● **WHAT YOU ARE ASKED TO DO**: Write out every entry precisely as given, leaving the pictures out.

● **RAW DATA**:

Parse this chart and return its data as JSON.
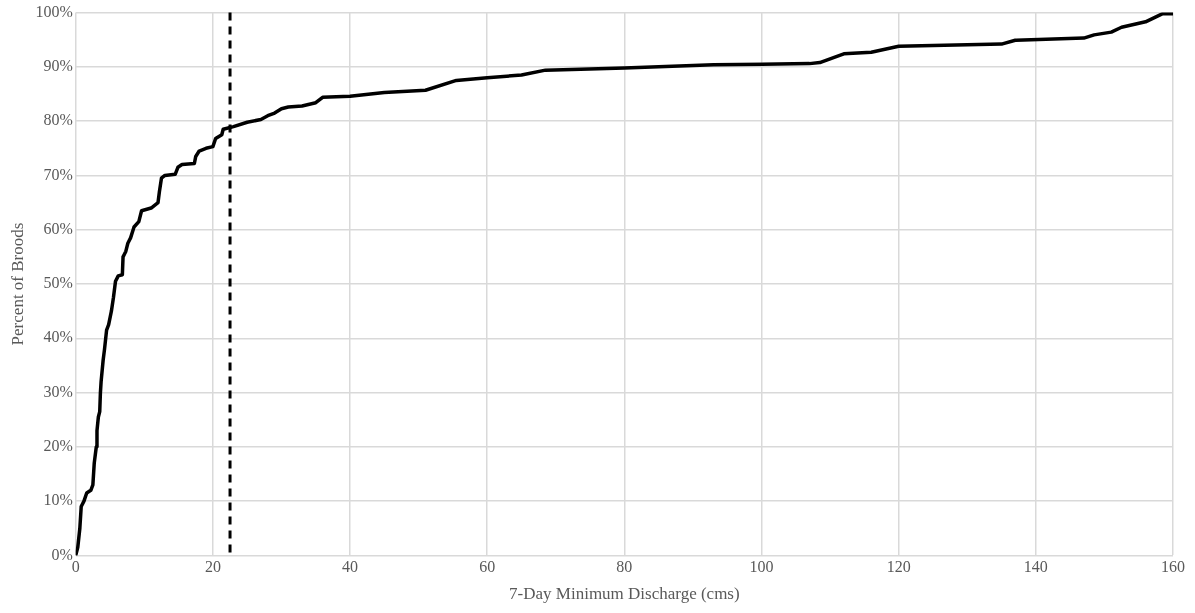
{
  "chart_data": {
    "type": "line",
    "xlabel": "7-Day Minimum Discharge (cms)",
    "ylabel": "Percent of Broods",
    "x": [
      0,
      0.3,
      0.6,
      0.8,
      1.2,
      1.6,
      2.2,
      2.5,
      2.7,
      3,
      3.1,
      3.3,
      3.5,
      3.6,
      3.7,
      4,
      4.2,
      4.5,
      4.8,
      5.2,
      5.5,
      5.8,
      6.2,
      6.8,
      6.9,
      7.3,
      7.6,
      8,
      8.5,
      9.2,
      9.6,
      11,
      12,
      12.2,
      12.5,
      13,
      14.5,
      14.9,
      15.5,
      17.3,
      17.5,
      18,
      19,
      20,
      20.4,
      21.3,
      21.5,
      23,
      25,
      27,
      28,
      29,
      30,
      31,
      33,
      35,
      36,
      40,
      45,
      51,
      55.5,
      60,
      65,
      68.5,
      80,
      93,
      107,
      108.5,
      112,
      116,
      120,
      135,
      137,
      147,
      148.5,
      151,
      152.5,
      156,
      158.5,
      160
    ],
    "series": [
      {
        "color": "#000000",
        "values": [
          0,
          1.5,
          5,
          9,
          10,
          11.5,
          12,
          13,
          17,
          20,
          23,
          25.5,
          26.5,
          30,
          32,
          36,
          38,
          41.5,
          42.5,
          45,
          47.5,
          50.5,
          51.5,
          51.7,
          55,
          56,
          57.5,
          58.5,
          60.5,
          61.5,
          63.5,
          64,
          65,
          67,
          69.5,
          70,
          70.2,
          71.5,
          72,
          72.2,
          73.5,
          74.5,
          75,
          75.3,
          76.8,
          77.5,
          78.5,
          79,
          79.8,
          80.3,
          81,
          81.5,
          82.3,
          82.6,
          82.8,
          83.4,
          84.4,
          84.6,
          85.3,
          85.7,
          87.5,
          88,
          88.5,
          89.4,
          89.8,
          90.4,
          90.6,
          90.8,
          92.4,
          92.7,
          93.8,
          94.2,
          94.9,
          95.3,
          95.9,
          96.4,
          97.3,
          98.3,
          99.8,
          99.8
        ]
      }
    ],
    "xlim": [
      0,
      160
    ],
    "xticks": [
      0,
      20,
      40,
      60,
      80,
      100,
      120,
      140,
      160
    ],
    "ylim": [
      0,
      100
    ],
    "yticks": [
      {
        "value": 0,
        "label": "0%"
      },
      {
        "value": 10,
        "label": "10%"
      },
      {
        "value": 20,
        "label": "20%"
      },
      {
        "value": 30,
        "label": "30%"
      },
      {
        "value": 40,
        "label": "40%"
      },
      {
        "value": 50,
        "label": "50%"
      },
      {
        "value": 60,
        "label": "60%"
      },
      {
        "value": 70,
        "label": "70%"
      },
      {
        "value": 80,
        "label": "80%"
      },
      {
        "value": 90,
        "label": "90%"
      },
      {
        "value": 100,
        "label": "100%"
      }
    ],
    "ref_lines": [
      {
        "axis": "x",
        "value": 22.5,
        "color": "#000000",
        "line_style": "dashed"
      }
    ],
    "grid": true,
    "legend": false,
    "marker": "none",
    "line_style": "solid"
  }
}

● **EXERCISE OUTPUT**:
Parse this chart and return its data as JSON.
{
  "chart_data": {
    "type": "line",
    "xlabel": "7-Day Minimum Discharge (cms)",
    "ylabel": "Percent of Broods",
    "x": [
      0,
      0.3,
      0.6,
      0.8,
      1.2,
      1.6,
      2.2,
      2.5,
      2.7,
      3,
      3.1,
      3.3,
      3.5,
      3.6,
      3.7,
      4,
      4.2,
      4.5,
      4.8,
      5.2,
      5.5,
      5.8,
      6.2,
      6.8,
      6.9,
      7.3,
      7.6,
      8,
      8.5,
      9.2,
      9.6,
      11,
      12,
      12.2,
      12.5,
      13,
      14.5,
      14.9,
      15.5,
      17.3,
      17.5,
      18,
      19,
      20,
      20.4,
      21.3,
      21.5,
      23,
      25,
      27,
      28,
      29,
      30,
      31,
      33,
      35,
      36,
      40,
      45,
      51,
      55.5,
      60,
      65,
      68.5,
      80,
      93,
      107,
      108.5,
      112,
      116,
      120,
      135,
      137,
      147,
      148.5,
      151,
      152.5,
      156,
      158.5,
      160
    ],
    "series": [
      {
        "color": "#000000",
        "values": [
          0,
          1.5,
          5,
          9,
          10,
          11.5,
          12,
          13,
          17,
          20,
          23,
          25.5,
          26.5,
          30,
          32,
          36,
          38,
          41.5,
          42.5,
          45,
          47.5,
          50.5,
          51.5,
          51.7,
          55,
          56,
          57.5,
          58.5,
          60.5,
          61.5,
          63.5,
          64,
          65,
          67,
          69.5,
          70,
          70.2,
          71.5,
          72,
          72.2,
          73.5,
          74.5,
          75,
          75.3,
          76.8,
          77.5,
          78.5,
          79,
          79.8,
          80.3,
          81,
          81.5,
          82.3,
          82.6,
          82.8,
          83.4,
          84.4,
          84.6,
          85.3,
          85.7,
          87.5,
          88,
          88.5,
          89.4,
          89.8,
          90.4,
          90.6,
          90.8,
          92.4,
          92.7,
          93.8,
          94.2,
          94.9,
          95.3,
          95.9,
          96.4,
          97.3,
          98.3,
          99.8,
          99.8
        ]
      }
    ],
    "xlim": [
      0,
      160
    ],
    "xticks": [
      0,
      20,
      40,
      60,
      80,
      100,
      120,
      140,
      160
    ],
    "ylim": [
      0,
      100
    ],
    "yticks": [
      {
        "value": 0,
        "label": "0%"
      },
      {
        "value": 10,
        "label": "10%"
      },
      {
        "value": 20,
        "label": "20%"
      },
      {
        "value": 30,
        "label": "30%"
      },
      {
        "value": 40,
        "label": "40%"
      },
      {
        "value": 50,
        "label": "50%"
      },
      {
        "value": 60,
        "label": "60%"
      },
      {
        "value": 70,
        "label": "70%"
      },
      {
        "value": 80,
        "label": "80%"
      },
      {
        "value": 90,
        "label": "90%"
      },
      {
        "value": 100,
        "label": "100%"
      }
    ],
    "ref_lines": [
      {
        "axis": "x",
        "value": 22.5,
        "color": "#000000",
        "line_style": "dashed"
      }
    ],
    "grid": true,
    "legend": false,
    "marker": "none",
    "line_style": "solid"
  }
}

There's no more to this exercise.